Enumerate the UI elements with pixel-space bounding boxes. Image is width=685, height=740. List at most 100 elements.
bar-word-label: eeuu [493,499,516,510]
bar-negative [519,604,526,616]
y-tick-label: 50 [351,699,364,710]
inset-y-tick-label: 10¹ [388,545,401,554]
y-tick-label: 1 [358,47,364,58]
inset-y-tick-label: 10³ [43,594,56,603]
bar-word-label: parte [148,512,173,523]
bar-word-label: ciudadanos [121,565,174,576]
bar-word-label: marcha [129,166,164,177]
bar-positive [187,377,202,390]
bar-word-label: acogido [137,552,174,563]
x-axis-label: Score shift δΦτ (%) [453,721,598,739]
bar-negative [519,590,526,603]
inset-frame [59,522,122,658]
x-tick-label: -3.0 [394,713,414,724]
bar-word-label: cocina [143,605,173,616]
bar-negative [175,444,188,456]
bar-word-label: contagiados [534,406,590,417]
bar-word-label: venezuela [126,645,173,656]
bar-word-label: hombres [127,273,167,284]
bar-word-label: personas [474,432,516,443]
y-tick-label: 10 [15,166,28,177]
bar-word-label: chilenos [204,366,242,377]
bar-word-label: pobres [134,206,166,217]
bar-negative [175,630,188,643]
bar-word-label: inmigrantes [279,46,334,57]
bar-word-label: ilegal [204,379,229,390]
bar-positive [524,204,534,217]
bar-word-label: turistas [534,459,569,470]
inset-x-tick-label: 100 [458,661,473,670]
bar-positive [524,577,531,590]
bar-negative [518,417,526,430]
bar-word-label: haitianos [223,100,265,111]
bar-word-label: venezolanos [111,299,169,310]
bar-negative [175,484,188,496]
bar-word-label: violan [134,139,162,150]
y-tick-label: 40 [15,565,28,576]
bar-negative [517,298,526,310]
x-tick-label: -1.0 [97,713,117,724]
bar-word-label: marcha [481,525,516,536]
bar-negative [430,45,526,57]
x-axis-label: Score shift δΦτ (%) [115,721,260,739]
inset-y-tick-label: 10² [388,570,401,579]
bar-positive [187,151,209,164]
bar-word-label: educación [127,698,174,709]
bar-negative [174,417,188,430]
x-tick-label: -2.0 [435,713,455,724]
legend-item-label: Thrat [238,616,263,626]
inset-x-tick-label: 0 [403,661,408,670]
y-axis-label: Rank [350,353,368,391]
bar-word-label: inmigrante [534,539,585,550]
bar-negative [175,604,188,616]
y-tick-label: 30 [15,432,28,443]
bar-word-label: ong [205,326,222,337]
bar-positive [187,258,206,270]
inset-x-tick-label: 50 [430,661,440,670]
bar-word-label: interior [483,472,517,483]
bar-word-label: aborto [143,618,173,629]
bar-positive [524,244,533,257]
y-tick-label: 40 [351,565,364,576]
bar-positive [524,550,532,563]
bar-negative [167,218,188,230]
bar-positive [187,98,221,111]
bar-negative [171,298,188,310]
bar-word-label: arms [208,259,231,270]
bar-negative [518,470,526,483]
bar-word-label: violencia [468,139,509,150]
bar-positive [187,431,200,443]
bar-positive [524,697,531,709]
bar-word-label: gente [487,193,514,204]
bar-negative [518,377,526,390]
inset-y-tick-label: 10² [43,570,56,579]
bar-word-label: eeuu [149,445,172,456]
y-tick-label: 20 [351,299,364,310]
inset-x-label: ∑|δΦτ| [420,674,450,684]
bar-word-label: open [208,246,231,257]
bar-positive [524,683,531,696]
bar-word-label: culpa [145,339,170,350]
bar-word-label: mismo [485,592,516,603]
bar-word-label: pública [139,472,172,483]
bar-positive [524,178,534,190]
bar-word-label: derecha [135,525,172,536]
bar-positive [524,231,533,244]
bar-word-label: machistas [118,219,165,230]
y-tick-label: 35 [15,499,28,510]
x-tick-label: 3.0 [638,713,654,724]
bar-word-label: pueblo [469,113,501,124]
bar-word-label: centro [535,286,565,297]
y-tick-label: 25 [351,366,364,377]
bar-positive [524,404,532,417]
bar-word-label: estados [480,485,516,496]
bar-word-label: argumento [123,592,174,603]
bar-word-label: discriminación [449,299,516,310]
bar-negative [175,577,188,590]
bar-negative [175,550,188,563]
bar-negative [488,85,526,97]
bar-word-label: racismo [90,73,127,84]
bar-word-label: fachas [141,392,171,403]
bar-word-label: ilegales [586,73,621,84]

### SHORT PROBLEM:
Report each line of the data above that contains the string "Score".

### COMPLETED TASK:
x-axis-label: Score shift δΦτ (%) [453,721,598,739]
x-axis-label: Score shift δΦτ (%) [115,721,260,739]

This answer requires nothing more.